◆ **PAGE EXTRACT**:
Twice Departed
Have you ever felt a quiet sense of lack or incompleteness, without really knowing why?
Eckhart Tolle would suggest that this is not a personal failing. It is simply the egoic mind doing what it does best.
An aspect of the emotional pain that is intrinsic to the egoic mind is a deep seated sense of lack, of incompleteness, of not being whole. In some people this is conscious. In others it is not. When it is conscious, it manifests as a persistent feeling of being unsettled, of not being worthy or good enough. When it is unconscious, it surfaces indirectly as an intense craving, a constant wanting and needing that never quite finds its source.
In either case, people will often fall into a compulsive pursuit of ego gratification, reaching for things to identify with in order to fill the hole they feel inside. Possessions, money, success, power, recognition, relationships, social status, physical appearance, knowledge, special abilities, personal history, belief systems, and political or religious identifications. All of it, at its root, is an attempt to feel more complete, to feel like enough. But as long as the egoic mind continues to run your life, you cannot truly be at ease. Because the ego is a derived sense of self, it will always need something external to lean on. And that need never ends.
None of these things are you.
Tolle suggests: "You will know the truth of it for yourself. You will know it at the latest when you feel death approaching."
Death is a stripping away of all that is not you. And the secret of life, as Tolle puts it, is to
“Die before you die, and find that there is no death.”
This concept is echoed powerfully in a book called Tuesdays with Morrie, the true story of a sociology professor named Morrie, diagnosed with Amyotrophic Lateral Sclerosis, a progressive and fatal neurodegenerative disease that destroys the motor neurons in the brain and spinal cord. Facing the end of his life with extraordinary clarity and grace, Morrie says: "Once you learn how to die, you learn how to live."

◆ **WHAT TO WORK ON**:
A. Return, word for word, the part of the essay on the ego and death that opens with the words containing "Eckhart Tolle would" and closes with "finds its source.".
B. Carry the essay on the ego and death further, starting right after its last sentence.

◆ **SOURCE DATA**:
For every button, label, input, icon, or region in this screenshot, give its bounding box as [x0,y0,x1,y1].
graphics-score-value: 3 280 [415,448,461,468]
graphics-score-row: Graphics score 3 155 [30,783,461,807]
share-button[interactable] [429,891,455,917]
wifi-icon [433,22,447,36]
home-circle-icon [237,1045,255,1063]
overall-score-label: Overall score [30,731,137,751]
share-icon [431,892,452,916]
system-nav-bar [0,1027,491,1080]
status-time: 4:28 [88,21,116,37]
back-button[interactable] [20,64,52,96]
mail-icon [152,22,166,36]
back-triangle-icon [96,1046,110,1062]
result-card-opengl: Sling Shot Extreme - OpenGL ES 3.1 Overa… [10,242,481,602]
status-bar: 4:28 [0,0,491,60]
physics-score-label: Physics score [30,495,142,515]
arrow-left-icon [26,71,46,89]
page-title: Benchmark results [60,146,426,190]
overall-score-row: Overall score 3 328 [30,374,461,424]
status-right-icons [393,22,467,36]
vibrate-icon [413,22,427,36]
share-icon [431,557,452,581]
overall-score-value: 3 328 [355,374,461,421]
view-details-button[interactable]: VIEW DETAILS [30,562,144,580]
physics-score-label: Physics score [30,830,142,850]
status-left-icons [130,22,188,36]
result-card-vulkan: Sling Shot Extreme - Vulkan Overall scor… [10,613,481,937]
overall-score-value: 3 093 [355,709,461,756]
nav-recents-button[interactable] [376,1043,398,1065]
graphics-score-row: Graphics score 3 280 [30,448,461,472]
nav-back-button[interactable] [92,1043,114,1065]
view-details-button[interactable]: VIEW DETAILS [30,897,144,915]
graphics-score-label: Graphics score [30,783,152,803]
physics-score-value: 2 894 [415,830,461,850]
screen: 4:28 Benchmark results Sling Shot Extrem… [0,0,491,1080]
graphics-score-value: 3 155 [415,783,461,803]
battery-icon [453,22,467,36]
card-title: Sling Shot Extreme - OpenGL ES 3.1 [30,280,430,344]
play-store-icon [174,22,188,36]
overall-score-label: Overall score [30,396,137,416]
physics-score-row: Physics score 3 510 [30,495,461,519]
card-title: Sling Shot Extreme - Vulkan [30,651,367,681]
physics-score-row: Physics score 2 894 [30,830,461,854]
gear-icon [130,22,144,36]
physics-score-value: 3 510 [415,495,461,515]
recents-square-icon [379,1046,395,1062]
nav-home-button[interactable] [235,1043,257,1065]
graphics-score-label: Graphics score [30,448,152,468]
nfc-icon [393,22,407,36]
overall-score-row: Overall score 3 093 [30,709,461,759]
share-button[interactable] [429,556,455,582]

◆ **ANSWERS PER TASK**:
A.
Eckhart Tolle would suggest that this is not a personal failing. It is simply the egoic mind doing what it does best.
An aspect of the emotional pain that is intrinsic to the egoic mind is a deep seated sense of lack, of incompleteness, of not being whole. In some people this is conscious. In others it is not. When it is conscious, it manifests as a persistent feeling of being unsettled, of not being worthy or good enough. When it is unconscious, it surfaces indirectly as an intense craving, a constant wanting and needing that never quite finds its source.

B.
Most of us are sleepwalking. We do not truly experience the world, because we are half asleep, moving through life on autopilot, doing what we automatically have to do without ever stopping to feel any of it. But when you strip all of that away, when you are forced to face the reality that your time here is finite, everything shifts. You begin to see differently. You begin to live differently.
The similarities between Tolle and Morrie are striking. Two different voices, two different paths, arriving at the same quiet but simple truth.
And I know this truth holds merit, because I lived it.
In those final weeks with my wife, when only a small and precious window of time remained and the afterlife was drawing quietly near, everything that had once felt so urgent simply fell away. The ambitions, the noise, the endless mental chatter of everyday life, none of it meant anything with that kind of reality. What was left was something I can only describe as pure. It was her eyes. It was the stillness of a room where two people had finally stopped rushing and simply existed together, fully and completely, in the only moment that has ever truly existed.
In truth a part of me died alongside her. Not in the physical sense, but in terms of the egoic fallacy that lives within our dysfunctional minds, although it tries hard to rebirth itself. It is a daily pursuit. And ultimately what once did, no longer bothers me.
That is where we found it. Not in striving, but in surrendering. Stripped back of everything.
Oh, why must it take death to finally bring us here?